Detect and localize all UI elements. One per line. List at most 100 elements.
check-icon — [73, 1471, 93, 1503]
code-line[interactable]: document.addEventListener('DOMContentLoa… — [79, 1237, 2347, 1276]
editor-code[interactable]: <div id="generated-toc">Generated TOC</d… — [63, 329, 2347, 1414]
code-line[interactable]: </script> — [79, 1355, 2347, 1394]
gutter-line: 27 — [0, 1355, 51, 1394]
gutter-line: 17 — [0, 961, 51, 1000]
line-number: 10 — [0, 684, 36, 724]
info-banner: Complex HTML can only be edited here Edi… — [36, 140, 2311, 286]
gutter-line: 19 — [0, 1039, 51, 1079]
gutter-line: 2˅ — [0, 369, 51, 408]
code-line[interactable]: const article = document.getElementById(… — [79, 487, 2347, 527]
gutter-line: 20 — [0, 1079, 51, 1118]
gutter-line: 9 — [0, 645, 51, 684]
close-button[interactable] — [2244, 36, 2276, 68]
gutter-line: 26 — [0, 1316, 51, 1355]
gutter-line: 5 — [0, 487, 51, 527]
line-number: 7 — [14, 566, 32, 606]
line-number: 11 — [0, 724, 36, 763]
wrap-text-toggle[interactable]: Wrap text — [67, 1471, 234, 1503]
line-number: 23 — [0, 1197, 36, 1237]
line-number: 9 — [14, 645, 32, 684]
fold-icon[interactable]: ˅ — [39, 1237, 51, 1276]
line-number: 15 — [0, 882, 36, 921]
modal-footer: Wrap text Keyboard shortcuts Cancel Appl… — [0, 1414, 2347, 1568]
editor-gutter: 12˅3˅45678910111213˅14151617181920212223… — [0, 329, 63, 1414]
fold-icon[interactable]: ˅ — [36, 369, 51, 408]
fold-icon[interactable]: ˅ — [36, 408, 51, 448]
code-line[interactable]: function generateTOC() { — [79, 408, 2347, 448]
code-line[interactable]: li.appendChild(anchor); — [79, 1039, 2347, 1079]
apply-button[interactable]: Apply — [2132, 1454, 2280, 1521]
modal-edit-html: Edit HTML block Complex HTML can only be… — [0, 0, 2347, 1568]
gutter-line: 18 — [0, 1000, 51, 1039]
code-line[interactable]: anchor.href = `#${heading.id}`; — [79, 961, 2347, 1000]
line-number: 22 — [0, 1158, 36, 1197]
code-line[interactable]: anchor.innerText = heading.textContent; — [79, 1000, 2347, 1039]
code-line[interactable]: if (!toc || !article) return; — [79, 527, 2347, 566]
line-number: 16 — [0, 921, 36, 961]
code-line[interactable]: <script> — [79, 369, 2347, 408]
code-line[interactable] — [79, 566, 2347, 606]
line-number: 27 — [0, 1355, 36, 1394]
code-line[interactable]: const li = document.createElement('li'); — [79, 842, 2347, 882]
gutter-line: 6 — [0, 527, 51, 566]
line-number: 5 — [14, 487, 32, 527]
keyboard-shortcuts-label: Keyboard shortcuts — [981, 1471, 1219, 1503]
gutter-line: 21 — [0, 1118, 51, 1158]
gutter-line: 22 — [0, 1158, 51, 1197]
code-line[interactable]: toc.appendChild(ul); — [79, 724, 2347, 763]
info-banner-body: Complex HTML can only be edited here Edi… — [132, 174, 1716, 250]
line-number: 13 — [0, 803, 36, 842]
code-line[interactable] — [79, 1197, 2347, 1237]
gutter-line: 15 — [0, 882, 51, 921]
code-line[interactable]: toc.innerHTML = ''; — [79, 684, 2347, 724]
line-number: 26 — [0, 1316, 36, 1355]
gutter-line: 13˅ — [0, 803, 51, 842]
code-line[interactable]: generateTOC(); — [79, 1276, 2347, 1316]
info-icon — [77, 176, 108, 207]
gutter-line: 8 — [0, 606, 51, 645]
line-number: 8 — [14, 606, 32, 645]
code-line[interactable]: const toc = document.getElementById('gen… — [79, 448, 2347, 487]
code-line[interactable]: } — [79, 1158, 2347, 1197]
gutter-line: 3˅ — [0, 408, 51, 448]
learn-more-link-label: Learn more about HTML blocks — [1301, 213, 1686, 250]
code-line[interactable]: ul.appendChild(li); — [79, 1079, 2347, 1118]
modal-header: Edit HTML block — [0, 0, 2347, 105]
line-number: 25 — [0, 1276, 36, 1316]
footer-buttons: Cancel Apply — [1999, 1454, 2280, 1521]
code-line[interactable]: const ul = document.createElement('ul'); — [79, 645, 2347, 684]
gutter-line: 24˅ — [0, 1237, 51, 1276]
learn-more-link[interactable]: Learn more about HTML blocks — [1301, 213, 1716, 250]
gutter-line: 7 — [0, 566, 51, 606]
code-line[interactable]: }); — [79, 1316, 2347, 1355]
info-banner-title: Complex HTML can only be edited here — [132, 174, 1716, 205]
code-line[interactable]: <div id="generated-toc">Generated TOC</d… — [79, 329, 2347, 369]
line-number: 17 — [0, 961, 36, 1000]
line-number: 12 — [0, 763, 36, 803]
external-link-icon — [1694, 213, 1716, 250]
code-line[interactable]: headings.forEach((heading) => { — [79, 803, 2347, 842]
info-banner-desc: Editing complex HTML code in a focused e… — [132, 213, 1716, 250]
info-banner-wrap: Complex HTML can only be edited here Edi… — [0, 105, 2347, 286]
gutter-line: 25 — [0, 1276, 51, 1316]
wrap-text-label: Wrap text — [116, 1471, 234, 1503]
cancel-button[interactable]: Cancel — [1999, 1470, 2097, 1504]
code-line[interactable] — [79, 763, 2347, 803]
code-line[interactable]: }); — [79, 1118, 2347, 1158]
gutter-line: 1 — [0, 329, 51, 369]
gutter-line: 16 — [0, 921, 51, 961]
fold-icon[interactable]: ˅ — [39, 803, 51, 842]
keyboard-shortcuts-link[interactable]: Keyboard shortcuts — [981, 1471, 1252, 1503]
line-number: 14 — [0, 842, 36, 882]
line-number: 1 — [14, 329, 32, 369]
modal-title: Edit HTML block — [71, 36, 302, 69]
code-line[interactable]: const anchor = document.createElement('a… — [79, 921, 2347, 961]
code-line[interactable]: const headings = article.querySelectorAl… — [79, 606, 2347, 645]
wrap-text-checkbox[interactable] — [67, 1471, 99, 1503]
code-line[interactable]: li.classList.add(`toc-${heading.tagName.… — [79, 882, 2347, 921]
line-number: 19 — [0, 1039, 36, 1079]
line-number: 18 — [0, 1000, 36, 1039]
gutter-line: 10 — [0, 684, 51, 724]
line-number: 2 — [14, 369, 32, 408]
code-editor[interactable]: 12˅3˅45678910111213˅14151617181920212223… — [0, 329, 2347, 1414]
◆ ◆ ◆ ◆ ◆ ◆ ◆
• What is being asked
Extract each line from the records above that contains the string "appendChild", treating case as significant.

• Correct result
code-line[interactable]: li.appendChild(anchor); — [79, 1039, 2347, 1079]
code-line[interactable]: toc.appendChild(ul); — [79, 724, 2347, 763]
code-line[interactable]: ul.appendChild(li); — [79, 1079, 2347, 1118]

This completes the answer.